▶ Set problem: Below is a listing; reproduce each line of it exactly.

▶ Input data:
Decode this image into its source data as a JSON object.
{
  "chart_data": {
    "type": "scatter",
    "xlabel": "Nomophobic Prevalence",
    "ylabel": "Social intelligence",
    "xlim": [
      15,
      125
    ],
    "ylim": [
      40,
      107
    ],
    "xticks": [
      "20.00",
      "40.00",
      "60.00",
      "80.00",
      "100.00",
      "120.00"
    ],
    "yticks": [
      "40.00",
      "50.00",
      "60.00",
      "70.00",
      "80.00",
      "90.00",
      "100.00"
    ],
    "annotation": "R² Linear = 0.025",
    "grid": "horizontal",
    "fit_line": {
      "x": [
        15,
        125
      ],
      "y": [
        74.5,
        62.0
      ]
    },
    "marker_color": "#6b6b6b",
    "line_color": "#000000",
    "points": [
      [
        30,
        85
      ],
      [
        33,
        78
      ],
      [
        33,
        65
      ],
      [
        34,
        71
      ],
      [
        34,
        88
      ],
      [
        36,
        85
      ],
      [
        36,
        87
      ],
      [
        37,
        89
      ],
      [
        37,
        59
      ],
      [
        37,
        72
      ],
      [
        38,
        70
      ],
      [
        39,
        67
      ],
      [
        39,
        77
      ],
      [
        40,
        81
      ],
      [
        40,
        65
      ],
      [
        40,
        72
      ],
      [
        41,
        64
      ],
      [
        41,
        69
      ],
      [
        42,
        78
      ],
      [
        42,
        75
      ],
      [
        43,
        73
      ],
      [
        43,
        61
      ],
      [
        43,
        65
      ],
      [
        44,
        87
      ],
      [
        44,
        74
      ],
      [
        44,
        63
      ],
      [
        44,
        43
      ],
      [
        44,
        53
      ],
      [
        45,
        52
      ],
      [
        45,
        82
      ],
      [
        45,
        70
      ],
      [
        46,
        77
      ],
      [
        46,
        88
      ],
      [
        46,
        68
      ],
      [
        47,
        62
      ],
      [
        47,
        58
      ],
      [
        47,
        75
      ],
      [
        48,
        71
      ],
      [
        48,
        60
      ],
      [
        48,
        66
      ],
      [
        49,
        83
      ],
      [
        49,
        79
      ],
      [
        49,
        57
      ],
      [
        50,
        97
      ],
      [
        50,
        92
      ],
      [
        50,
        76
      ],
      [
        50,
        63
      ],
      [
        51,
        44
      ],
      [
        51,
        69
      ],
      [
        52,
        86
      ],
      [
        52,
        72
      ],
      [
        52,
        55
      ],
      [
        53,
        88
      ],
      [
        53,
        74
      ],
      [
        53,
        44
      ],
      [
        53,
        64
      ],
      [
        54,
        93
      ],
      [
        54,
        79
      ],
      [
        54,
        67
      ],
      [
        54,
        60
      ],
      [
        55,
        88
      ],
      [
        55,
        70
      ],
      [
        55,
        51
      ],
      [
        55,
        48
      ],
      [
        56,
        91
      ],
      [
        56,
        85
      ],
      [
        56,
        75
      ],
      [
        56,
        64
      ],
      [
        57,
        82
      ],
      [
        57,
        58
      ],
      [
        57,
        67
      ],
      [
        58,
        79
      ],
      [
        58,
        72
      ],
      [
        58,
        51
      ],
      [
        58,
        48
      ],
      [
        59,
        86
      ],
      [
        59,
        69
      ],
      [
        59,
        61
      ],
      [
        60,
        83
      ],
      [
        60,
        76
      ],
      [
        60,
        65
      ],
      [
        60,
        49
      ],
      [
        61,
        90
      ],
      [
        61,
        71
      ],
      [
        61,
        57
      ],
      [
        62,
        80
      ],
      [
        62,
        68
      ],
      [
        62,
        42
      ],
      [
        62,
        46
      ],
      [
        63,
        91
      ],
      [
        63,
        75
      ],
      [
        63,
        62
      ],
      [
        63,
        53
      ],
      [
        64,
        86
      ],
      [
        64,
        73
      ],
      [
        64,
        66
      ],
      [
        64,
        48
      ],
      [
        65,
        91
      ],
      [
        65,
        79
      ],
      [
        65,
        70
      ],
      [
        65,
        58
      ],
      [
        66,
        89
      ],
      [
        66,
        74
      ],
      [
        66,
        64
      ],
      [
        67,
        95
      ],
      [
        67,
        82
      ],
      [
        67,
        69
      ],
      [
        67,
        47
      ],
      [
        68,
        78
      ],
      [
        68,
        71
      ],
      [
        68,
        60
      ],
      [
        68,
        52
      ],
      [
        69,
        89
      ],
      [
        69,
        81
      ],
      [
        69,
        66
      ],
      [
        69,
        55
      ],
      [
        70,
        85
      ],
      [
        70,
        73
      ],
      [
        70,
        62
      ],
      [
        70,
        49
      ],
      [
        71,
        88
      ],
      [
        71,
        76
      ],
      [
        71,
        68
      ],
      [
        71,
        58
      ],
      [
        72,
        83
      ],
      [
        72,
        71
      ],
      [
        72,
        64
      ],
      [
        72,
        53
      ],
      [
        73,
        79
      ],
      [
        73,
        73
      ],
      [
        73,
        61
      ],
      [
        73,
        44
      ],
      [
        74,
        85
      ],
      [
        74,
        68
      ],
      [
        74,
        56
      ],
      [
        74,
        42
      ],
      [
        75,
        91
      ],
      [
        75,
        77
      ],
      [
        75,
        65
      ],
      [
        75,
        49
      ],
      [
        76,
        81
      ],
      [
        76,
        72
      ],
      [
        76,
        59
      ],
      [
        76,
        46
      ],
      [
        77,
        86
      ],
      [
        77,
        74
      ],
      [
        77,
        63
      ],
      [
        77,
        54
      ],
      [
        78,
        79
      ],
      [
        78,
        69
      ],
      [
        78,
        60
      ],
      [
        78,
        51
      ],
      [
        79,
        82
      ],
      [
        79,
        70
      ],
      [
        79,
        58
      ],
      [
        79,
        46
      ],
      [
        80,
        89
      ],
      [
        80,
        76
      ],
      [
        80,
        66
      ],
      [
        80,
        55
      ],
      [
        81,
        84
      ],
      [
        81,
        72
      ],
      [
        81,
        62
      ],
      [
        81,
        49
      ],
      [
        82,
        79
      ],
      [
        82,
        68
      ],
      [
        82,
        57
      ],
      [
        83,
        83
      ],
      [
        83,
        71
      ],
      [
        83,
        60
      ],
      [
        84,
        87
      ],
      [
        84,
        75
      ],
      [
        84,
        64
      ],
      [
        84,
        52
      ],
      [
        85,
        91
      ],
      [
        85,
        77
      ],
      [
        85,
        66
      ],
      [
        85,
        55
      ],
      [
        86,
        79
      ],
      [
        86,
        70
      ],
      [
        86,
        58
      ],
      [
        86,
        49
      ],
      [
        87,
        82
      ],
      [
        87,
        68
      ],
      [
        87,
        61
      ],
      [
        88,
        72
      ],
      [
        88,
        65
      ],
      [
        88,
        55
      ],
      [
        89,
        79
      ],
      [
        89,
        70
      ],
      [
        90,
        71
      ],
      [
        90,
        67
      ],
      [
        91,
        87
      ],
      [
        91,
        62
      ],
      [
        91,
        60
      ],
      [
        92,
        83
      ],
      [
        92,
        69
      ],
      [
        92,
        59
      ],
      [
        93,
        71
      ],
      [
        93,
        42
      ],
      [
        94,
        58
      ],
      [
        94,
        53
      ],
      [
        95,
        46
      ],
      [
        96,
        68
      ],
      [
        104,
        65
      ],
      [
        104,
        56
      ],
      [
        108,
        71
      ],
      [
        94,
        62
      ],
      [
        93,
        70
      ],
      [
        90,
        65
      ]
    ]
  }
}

▶ Response to this task:
Decode this image into its source data as a JSON object.
{
  "chart_data": {
    "type": "scatter",
    "xlabel": "Nomophobic Prevalence",
    "ylabel": "Social intelligence",
    "xlim": [
      15,
      125
    ],
    "ylim": [
      40,
      107
    ],
    "xticks": [
      "20.00",
      "40.00",
      "60.00",
      "80.00",
      "100.00",
      "120.00"
    ],
    "yticks": [
      "40.00",
      "50.00",
      "60.00",
      "70.00",
      "80.00",
      "90.00",
      "100.00"
    ],
    "annotation": "R² Linear = 0.025",
    "grid": "horizontal",
    "fit_line": {
      "x": [
        15,
        125
      ],
      "y": [
        74.5,
        62.0
      ]
    },
    "marker_color": "#6b6b6b",
    "line_color": "#000000",
    "points": [
      [
        30,
        85
      ],
      [
        33,
        78
      ],
      [
        33,
        65
      ],
      [
        34,
        71
      ],
      [
        34,
        88
      ],
      [
        36,
        85
      ],
      [
        36,
        87
      ],
      [
        37,
        89
      ],
      [
        37,
        59
      ],
      [
        37,
        72
      ],
      [
        38,
        70
      ],
      [
        39,
        67
      ],
      [
        39,
        77
      ],
      [
        40,
        81
      ],
      [
        40,
        65
      ],
      [
        40,
        72
      ],
      [
        41,
        64
      ],
      [
        41,
        69
      ],
      [
        42,
        78
      ],
      [
        42,
        75
      ],
      [
        43,
        73
      ],
      [
        43,
        61
      ],
      [
        43,
        65
      ],
      [
        44,
        87
      ],
      [
        44,
        74
      ],
      [
        44,
        63
      ],
      [
        44,
        43
      ],
      [
        44,
        53
      ],
      [
        45,
        52
      ],
      [
        45,
        82
      ],
      [
        45,
        70
      ],
      [
        46,
        77
      ],
      [
        46,
        88
      ],
      [
        46,
        68
      ],
      [
        47,
        62
      ],
      [
        47,
        58
      ],
      [
        47,
        75
      ],
      [
        48,
        71
      ],
      [
        48,
        60
      ],
      [
        48,
        66
      ],
      [
        49,
        83
      ],
      [
        49,
        79
      ],
      [
        49,
        57
      ],
      [
        50,
        97
      ],
      [
        50,
        92
      ],
      [
        50,
        76
      ],
      [
        50,
        63
      ],
      [
        51,
        44
      ],
      [
        51,
        69
      ],
      [
        52,
        86
      ],
      [
        52,
        72
      ],
      [
        52,
        55
      ],
      [
        53,
        88
      ],
      [
        53,
        74
      ],
      [
        53,
        44
      ],
      [
        53,
        64
      ],
      [
        54,
        93
      ],
      [
        54,
        79
      ],
      [
        54,
        67
      ],
      [
        54,
        60
      ],
      [
        55,
        88
      ],
      [
        55,
        70
      ],
      [
        55,
        51
      ],
      [
        55,
        48
      ],
      [
        56,
        91
      ],
      [
        56,
        85
      ],
      [
        56,
        75
      ],
      [
        56,
        64
      ],
      [
        57,
        82
      ],
      [
        57,
        58
      ],
      [
        57,
        67
      ],
      [
        58,
        79
      ],
      [
        58,
        72
      ],
      [
        58,
        51
      ],
      [
        58,
        48
      ],
      [
        59,
        86
      ],
      [
        59,
        69
      ],
      [
        59,
        61
      ],
      [
        60,
        83
      ],
      [
        60,
        76
      ],
      [
        60,
        65
      ],
      [
        60,
        49
      ],
      [
        61,
        90
      ],
      [
        61,
        71
      ],
      [
        61,
        57
      ],
      [
        62,
        80
      ],
      [
        62,
        68
      ],
      [
        62,
        42
      ],
      [
        62,
        46
      ],
      [
        63,
        91
      ],
      [
        63,
        75
      ],
      [
        63,
        62
      ],
      [
        63,
        53
      ],
      [
        64,
        86
      ],
      [
        64,
        73
      ],
      [
        64,
        66
      ],
      [
        64,
        48
      ],
      [
        65,
        91
      ],
      [
        65,
        79
      ],
      [
        65,
        70
      ],
      [
        65,
        58
      ],
      [
        66,
        89
      ],
      [
        66,
        74
      ],
      [
        66,
        64
      ],
      [
        67,
        95
      ],
      [
        67,
        82
      ],
      [
        67,
        69
      ],
      [
        67,
        47
      ],
      [
        68,
        78
      ],
      [
        68,
        71
      ],
      [
        68,
        60
      ],
      [
        68,
        52
      ],
      [
        69,
        89
      ],
      [
        69,
        81
      ],
      [
        69,
        66
      ],
      [
        69,
        55
      ],
      [
        70,
        85
      ],
      [
        70,
        73
      ],
      [
        70,
        62
      ],
      [
        70,
        49
      ],
      [
        71,
        88
      ],
      [
        71,
        76
      ],
      [
        71,
        68
      ],
      [
        71,
        58
      ],
      [
        72,
        83
      ],
      [
        72,
        71
      ],
      [
        72,
        64
      ],
      [
        72,
        53
      ],
      [
        73,
        79
      ],
      [
        73,
        73
      ],
      [
        73,
        61
      ],
      [
        73,
        44
      ],
      [
        74,
        85
      ],
      [
        74,
        68
      ],
      [
        74,
        56
      ],
      [
        74,
        42
      ],
      [
        75,
        91
      ],
      [
        75,
        77
      ],
      [
        75,
        65
      ],
      [
        75,
        49
      ],
      [
        76,
        81
      ],
      [
        76,
        72
      ],
      [
        76,
        59
      ],
      [
        76,
        46
      ],
      [
        77,
        86
      ],
      [
        77,
        74
      ],
      [
        77,
        63
      ],
      [
        77,
        54
      ],
      [
        78,
        79
      ],
      [
        78,
        69
      ],
      [
        78,
        60
      ],
      [
        78,
        51
      ],
      [
        79,
        82
      ],
      [
        79,
        70
      ],
      [
        79,
        58
      ],
      [
        79,
        46
      ],
      [
        80,
        89
      ],
      [
        80,
        76
      ],
      [
        80,
        66
      ],
      [
        80,
        55
      ],
      [
        81,
        84
      ],
      [
        81,
        72
      ],
      [
        81,
        62
      ],
      [
        81,
        49
      ],
      [
        82,
        79
      ],
      [
        82,
        68
      ],
      [
        82,
        57
      ],
      [
        83,
        83
      ],
      [
        83,
        71
      ],
      [
        83,
        60
      ],
      [
        84,
        87
      ],
      [
        84,
        75
      ],
      [
        84,
        64
      ],
      [
        84,
        52
      ],
      [
        85,
        91
      ],
      [
        85,
        77
      ],
      [
        85,
        66
      ],
      [
        85,
        55
      ],
      [
        86,
        79
      ],
      [
        86,
        70
      ],
      [
        86,
        58
      ],
      [
        86,
        49
      ],
      [
        87,
        82
      ],
      [
        87,
        68
      ],
      [
        87,
        61
      ],
      [
        88,
        72
      ],
      [
        88,
        65
      ],
      [
        88,
        55
      ],
      [
        89,
        79
      ],
      [
        89,
        70
      ],
      [
        90,
        71
      ],
      [
        90,
        67
      ],
      [
        91,
        87
      ],
      [
        91,
        62
      ],
      [
        91,
        60
      ],
      [
        92,
        83
      ],
      [
        92,
        69
      ],
      [
        92,
        59
      ],
      [
        93,
        71
      ],
      [
        93,
        42
      ],
      [
        94,
        58
      ],
      [
        94,
        53
      ],
      [
        95,
        46
      ],
      [
        96,
        68
      ],
      [
        104,
        65
      ],
      [
        104,
        56
      ],
      [
        108,
        71
      ],
      [
        94,
        62
      ],
      [
        93,
        70
      ],
      [
        90,
        65
      ]
    ]
  }
}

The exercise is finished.